## [Task statement]
Send back the records in full, character for character.

## [Provided data]
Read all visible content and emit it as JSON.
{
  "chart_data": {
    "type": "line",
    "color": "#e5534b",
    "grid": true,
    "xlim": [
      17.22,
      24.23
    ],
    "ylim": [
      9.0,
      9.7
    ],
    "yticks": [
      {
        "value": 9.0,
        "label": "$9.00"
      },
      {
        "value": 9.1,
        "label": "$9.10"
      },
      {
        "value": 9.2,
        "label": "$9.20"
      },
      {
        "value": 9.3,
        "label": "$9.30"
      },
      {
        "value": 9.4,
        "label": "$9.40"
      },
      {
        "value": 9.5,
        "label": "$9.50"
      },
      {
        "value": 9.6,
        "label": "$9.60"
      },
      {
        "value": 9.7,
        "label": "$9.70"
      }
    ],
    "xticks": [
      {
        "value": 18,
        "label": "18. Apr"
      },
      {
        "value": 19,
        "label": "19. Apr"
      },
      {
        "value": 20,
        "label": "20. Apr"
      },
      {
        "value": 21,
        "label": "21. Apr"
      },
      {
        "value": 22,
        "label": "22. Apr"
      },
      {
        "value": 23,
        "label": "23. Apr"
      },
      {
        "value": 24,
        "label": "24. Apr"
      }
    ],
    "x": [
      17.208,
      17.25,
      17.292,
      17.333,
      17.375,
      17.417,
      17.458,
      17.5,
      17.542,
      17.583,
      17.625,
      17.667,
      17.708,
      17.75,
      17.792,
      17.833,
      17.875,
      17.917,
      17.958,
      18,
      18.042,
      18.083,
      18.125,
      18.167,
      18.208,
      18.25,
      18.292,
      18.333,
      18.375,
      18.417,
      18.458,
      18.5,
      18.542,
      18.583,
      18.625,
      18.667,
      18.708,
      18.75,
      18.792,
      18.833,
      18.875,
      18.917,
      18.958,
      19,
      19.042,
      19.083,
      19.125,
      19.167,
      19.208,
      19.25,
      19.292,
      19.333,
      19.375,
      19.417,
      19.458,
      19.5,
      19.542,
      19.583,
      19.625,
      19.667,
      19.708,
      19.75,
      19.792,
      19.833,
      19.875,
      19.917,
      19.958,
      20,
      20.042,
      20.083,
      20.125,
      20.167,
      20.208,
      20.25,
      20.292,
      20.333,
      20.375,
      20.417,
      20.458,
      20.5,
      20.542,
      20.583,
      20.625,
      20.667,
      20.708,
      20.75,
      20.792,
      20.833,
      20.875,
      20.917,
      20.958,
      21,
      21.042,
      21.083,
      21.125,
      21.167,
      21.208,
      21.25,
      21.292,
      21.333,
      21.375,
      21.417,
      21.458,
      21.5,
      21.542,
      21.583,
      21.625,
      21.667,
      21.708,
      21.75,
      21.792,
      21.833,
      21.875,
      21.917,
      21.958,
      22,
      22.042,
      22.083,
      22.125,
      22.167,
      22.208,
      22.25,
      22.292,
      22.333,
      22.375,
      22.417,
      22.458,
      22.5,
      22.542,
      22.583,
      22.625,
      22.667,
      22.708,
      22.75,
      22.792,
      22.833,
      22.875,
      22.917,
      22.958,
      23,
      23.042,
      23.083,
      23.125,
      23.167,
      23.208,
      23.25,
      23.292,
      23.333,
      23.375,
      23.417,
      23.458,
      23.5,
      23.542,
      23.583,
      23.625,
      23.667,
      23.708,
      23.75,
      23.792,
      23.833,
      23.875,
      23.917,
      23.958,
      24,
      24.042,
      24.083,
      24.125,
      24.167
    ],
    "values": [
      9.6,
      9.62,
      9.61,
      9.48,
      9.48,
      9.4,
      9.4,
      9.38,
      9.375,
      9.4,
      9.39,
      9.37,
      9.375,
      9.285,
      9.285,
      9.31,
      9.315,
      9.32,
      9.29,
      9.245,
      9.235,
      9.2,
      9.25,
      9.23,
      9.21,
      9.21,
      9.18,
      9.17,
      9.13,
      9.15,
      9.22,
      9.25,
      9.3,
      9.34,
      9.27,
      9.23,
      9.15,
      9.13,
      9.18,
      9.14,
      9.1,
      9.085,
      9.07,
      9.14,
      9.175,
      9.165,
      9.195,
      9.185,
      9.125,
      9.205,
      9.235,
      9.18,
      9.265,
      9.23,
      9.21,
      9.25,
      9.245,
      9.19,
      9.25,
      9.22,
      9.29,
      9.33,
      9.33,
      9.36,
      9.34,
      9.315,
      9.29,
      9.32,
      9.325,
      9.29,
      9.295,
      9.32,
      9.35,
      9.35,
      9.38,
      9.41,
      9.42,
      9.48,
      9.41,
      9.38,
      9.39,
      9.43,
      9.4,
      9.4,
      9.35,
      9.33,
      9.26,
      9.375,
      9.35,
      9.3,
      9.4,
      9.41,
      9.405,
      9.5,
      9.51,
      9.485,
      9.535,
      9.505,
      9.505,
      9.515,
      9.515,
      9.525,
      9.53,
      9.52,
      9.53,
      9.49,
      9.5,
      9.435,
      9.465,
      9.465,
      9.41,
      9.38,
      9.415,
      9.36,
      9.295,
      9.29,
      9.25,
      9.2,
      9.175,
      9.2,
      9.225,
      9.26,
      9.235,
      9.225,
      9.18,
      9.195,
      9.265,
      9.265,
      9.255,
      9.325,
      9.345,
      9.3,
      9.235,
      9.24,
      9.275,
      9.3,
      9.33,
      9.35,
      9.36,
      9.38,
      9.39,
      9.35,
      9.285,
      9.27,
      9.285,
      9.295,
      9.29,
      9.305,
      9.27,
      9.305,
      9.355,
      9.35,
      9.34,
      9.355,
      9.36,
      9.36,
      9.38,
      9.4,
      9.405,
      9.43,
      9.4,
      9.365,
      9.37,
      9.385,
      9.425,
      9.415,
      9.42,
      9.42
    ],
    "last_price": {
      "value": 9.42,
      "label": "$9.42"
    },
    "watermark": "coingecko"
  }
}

## [The output]
Read all visible content and emit it as JSON.
{
  "chart_data": {
    "type": "line",
    "color": "#e5534b",
    "grid": true,
    "xlim": [
      17.22,
      24.23
    ],
    "ylim": [
      9.0,
      9.7
    ],
    "yticks": [
      {
        "value": 9.0,
        "label": "$9.00"
      },
      {
        "value": 9.1,
        "label": "$9.10"
      },
      {
        "value": 9.2,
        "label": "$9.20"
      },
      {
        "value": 9.3,
        "label": "$9.30"
      },
      {
        "value": 9.4,
        "label": "$9.40"
      },
      {
        "value": 9.5,
        "label": "$9.50"
      },
      {
        "value": 9.6,
        "label": "$9.60"
      },
      {
        "value": 9.7,
        "label": "$9.70"
      }
    ],
    "xticks": [
      {
        "value": 18,
        "label": "18. Apr"
      },
      {
        "value": 19,
        "label": "19. Apr"
      },
      {
        "value": 20,
        "label": "20. Apr"
      },
      {
        "value": 21,
        "label": "21. Apr"
      },
      {
        "value": 22,
        "label": "22. Apr"
      },
      {
        "value": 23,
        "label": "23. Apr"
      },
      {
        "value": 24,
        "label": "24. Apr"
      }
    ],
    "x": [
      17.208,
      17.25,
      17.292,
      17.333,
      17.375,
      17.417,
      17.458,
      17.5,
      17.542,
      17.583,
      17.625,
      17.667,
      17.708,
      17.75,
      17.792,
      17.833,
      17.875,
      17.917,
      17.958,
      18,
      18.042,
      18.083,
      18.125,
      18.167,
      18.208,
      18.25,
      18.292,
      18.333,
      18.375,
      18.417,
      18.458,
      18.5,
      18.542,
      18.583,
      18.625,
      18.667,
      18.708,
      18.75,
      18.792,
      18.833,
      18.875,
      18.917,
      18.958,
      19,
      19.042,
      19.083,
      19.125,
      19.167,
      19.208,
      19.25,
      19.292,
      19.333,
      19.375,
      19.417,
      19.458,
      19.5,
      19.542,
      19.583,
      19.625,
      19.667,
      19.708,
      19.75,
      19.792,
      19.833,
      19.875,
      19.917,
      19.958,
      20,
      20.042,
      20.083,
      20.125,
      20.167,
      20.208,
      20.25,
      20.292,
      20.333,
      20.375,
      20.417,
      20.458,
      20.5,
      20.542,
      20.583,
      20.625,
      20.667,
      20.708,
      20.75,
      20.792,
      20.833,
      20.875,
      20.917,
      20.958,
      21,
      21.042,
      21.083,
      21.125,
      21.167,
      21.208,
      21.25,
      21.292,
      21.333,
      21.375,
      21.417,
      21.458,
      21.5,
      21.542,
      21.583,
      21.625,
      21.667,
      21.708,
      21.75,
      21.792,
      21.833,
      21.875,
      21.917,
      21.958,
      22,
      22.042,
      22.083,
      22.125,
      22.167,
      22.208,
      22.25,
      22.292,
      22.333,
      22.375,
      22.417,
      22.458,
      22.5,
      22.542,
      22.583,
      22.625,
      22.667,
      22.708,
      22.75,
      22.792,
      22.833,
      22.875,
      22.917,
      22.958,
      23,
      23.042,
      23.083,
      23.125,
      23.167,
      23.208,
      23.25,
      23.292,
      23.333,
      23.375,
      23.417,
      23.458,
      23.5,
      23.542,
      23.583,
      23.625,
      23.667,
      23.708,
      23.75,
      23.792,
      23.833,
      23.875,
      23.917,
      23.958,
      24,
      24.042,
      24.083,
      24.125,
      24.167
    ],
    "values": [
      9.6,
      9.62,
      9.61,
      9.48,
      9.48,
      9.4,
      9.4,
      9.38,
      9.375,
      9.4,
      9.39,
      9.37,
      9.375,
      9.285,
      9.285,
      9.31,
      9.315,
      9.32,
      9.29,
      9.245,
      9.235,
      9.2,
      9.25,
      9.23,
      9.21,
      9.21,
      9.18,
      9.17,
      9.13,
      9.15,
      9.22,
      9.25,
      9.3,
      9.34,
      9.27,
      9.23,
      9.15,
      9.13,
      9.18,
      9.14,
      9.1,
      9.085,
      9.07,
      9.14,
      9.175,
      9.165,
      9.195,
      9.185,
      9.125,
      9.205,
      9.235,
      9.18,
      9.265,
      9.23,
      9.21,
      9.25,
      9.245,
      9.19,
      9.25,
      9.22,
      9.29,
      9.33,
      9.33,
      9.36,
      9.34,
      9.315,
      9.29,
      9.32,
      9.325,
      9.29,
      9.295,
      9.32,
      9.35,
      9.35,
      9.38,
      9.41,
      9.42,
      9.48,
      9.41,
      9.38,
      9.39,
      9.43,
      9.4,
      9.4,
      9.35,
      9.33,
      9.26,
      9.375,
      9.35,
      9.3,
      9.4,
      9.41,
      9.405,
      9.5,
      9.51,
      9.485,
      9.535,
      9.505,
      9.505,
      9.515,
      9.515,
      9.525,
      9.53,
      9.52,
      9.53,
      9.49,
      9.5,
      9.435,
      9.465,
      9.465,
      9.41,
      9.38,
      9.415,
      9.36,
      9.295,
      9.29,
      9.25,
      9.2,
      9.175,
      9.2,
      9.225,
      9.26,
      9.235,
      9.225,
      9.18,
      9.195,
      9.265,
      9.265,
      9.255,
      9.325,
      9.345,
      9.3,
      9.235,
      9.24,
      9.275,
      9.3,
      9.33,
      9.35,
      9.36,
      9.38,
      9.39,
      9.35,
      9.285,
      9.27,
      9.285,
      9.295,
      9.29,
      9.305,
      9.27,
      9.305,
      9.355,
      9.35,
      9.34,
      9.355,
      9.36,
      9.36,
      9.38,
      9.4,
      9.405,
      9.43,
      9.4,
      9.365,
      9.37,
      9.385,
      9.425,
      9.415,
      9.42,
      9.42
    ],
    "last_price": {
      "value": 9.42,
      "label": "$9.42"
    },
    "watermark": "coingecko"
  }
}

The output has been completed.